[begin MATERIAL FOR THIS EXERCISE]

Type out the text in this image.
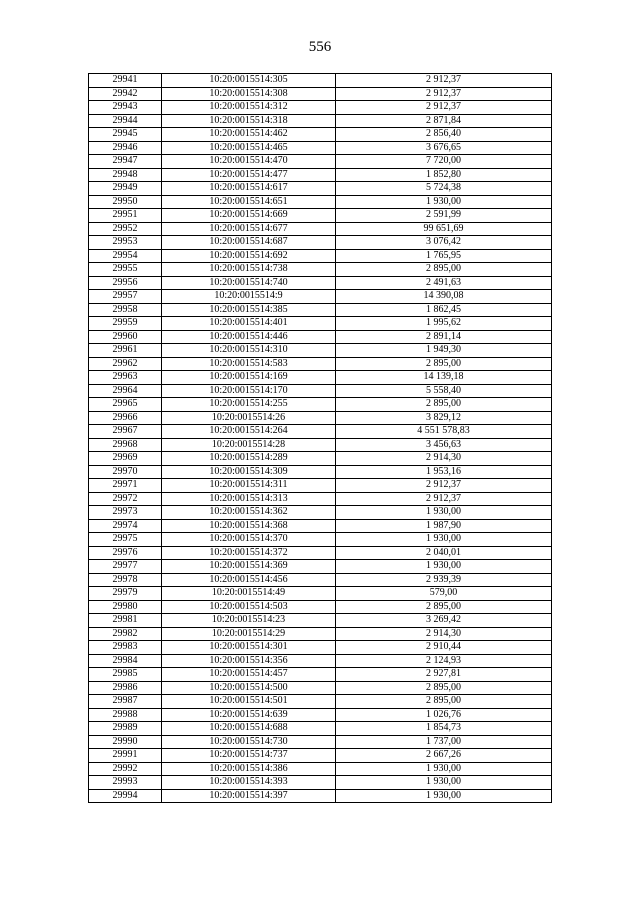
556
29941	10:20:0015514:305	2 912,37
29942	10:20:0015514:308	2 912,37
29943	10:20:0015514:312	2 912,37
29944	10:20:0015514:318	2 871,84
29945	10:20:0015514:462	2 856,40
29946	10:20:0015514:465	3 676,65
29947	10:20:0015514:470	7 720,00
29948	10:20:0015514:477	1 852,80
29949	10:20:0015514:617	5 724,38
29950	10:20:0015514:651	1 930,00
29951	10:20:0015514:669	2 591,99
29952	10:20:0015514:677	99 651,69
29953	10:20:0015514:687	3 076,42
29954	10:20:0015514:692	1 765,95
29955	10:20:0015514:738	2 895,00
29956	10:20:0015514:740	2 491,63
29957	10:20:0015514:9	14 390,08
29958	10:20:0015514:385	1 862,45
29959	10:20:0015514:401	1 995,62
29960	10:20:0015514:446	2 891,14
29961	10:20:0015514:310	1 949,30
29962	10:20:0015514:583	2 895,00
29963	10:20:0015514:169	14 139,18
29964	10:20:0015514:170	5 558,40
29965	10:20:0015514:255	2 895,00
29966	10:20:0015514:26	3 829,12
29967	10:20:0015514:264	4 551 578,83
29968	10:20:0015514:28	3 456,63
29969	10:20:0015514:289	2 914,30
29970	10:20:0015514:309	1 953,16
29971	10:20:0015514:311	2 912,37
29972	10:20:0015514:313	2 912,37
29973	10:20:0015514:362	1 930,00
29974	10:20:0015514:368	1 987,90
29975	10:20:0015514:370	1 930,00
29976	10:20:0015514:372	2 040,01
29977	10:20:0015514:369	1 930,00
29978	10:20:0015514:456	2 939,39
29979	10:20:0015514:49	579,00
29980	10:20:0015514:503	2 895,00
29981	10:20:0015514:23	3 269,42
29982	10:20:0015514:29	2 914,30
29983	10:20:0015514:301	2 910,44
29984	10:20:0015514:356	2 124,93
29985	10:20:0015514:457	2 927,81
29986	10:20:0015514:500	2 895,00
29987	10:20:0015514:501	2 895,00
29988	10:20:0015514:639	1 026,76
29989	10:20:0015514:688	1 854,73
29990	10:20:0015514:730	1 737,00
29991	10:20:0015514:737	2 667,26
29992	10:20:0015514:386	1 930,00
29993	10:20:0015514:393	1 930,00
29994	10:20:0015514:397	1 930,00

[end MATERIAL FOR THIS EXERCISE]

**REQUIRED WORK:** Repeat the data exactly, dropping every picture it holds.

**TASK OUTPUT:**
Type out the text in this image.
556
29941	10:20:0015514:305	2 912,37
29942	10:20:0015514:308	2 912,37
29943	10:20:0015514:312	2 912,37
29944	10:20:0015514:318	2 871,84
29945	10:20:0015514:462	2 856,40
29946	10:20:0015514:465	3 676,65
29947	10:20:0015514:470	7 720,00
29948	10:20:0015514:477	1 852,80
29949	10:20:0015514:617	5 724,38
29950	10:20:0015514:651	1 930,00
29951	10:20:0015514:669	2 591,99
29952	10:20:0015514:677	99 651,69
29953	10:20:0015514:687	3 076,42
29954	10:20:0015514:692	1 765,95
29955	10:20:0015514:738	2 895,00
29956	10:20:0015514:740	2 491,63
29957	10:20:0015514:9	14 390,08
29958	10:20:0015514:385	1 862,45
29959	10:20:0015514:401	1 995,62
29960	10:20:0015514:446	2 891,14
29961	10:20:0015514:310	1 949,30
29962	10:20:0015514:583	2 895,00
29963	10:20:0015514:169	14 139,18
29964	10:20:0015514:170	5 558,40
29965	10:20:0015514:255	2 895,00
29966	10:20:0015514:26	3 829,12
29967	10:20:0015514:264	4 551 578,83
29968	10:20:0015514:28	3 456,63
29969	10:20:0015514:289	2 914,30
29970	10:20:0015514:309	1 953,16
29971	10:20:0015514:311	2 912,37
29972	10:20:0015514:313	2 912,37
29973	10:20:0015514:362	1 930,00
29974	10:20:0015514:368	1 987,90
29975	10:20:0015514:370	1 930,00
29976	10:20:0015514:372	2 040,01
29977	10:20:0015514:369	1 930,00
29978	10:20:0015514:456	2 939,39
29979	10:20:0015514:49	579,00
29980	10:20:0015514:503	2 895,00
29981	10:20:0015514:23	3 269,42
29982	10:20:0015514:29	2 914,30
29983	10:20:0015514:301	2 910,44
29984	10:20:0015514:356	2 124,93
29985	10:20:0015514:457	2 927,81
29986	10:20:0015514:500	2 895,00
29987	10:20:0015514:501	2 895,00
29988	10:20:0015514:639	1 026,76
29989	10:20:0015514:688	1 854,73
29990	10:20:0015514:730	1 737,00
29991	10:20:0015514:737	2 667,26
29992	10:20:0015514:386	1 930,00
29993	10:20:0015514:393	1 930,00
29994	10:20:0015514:397	1 930,00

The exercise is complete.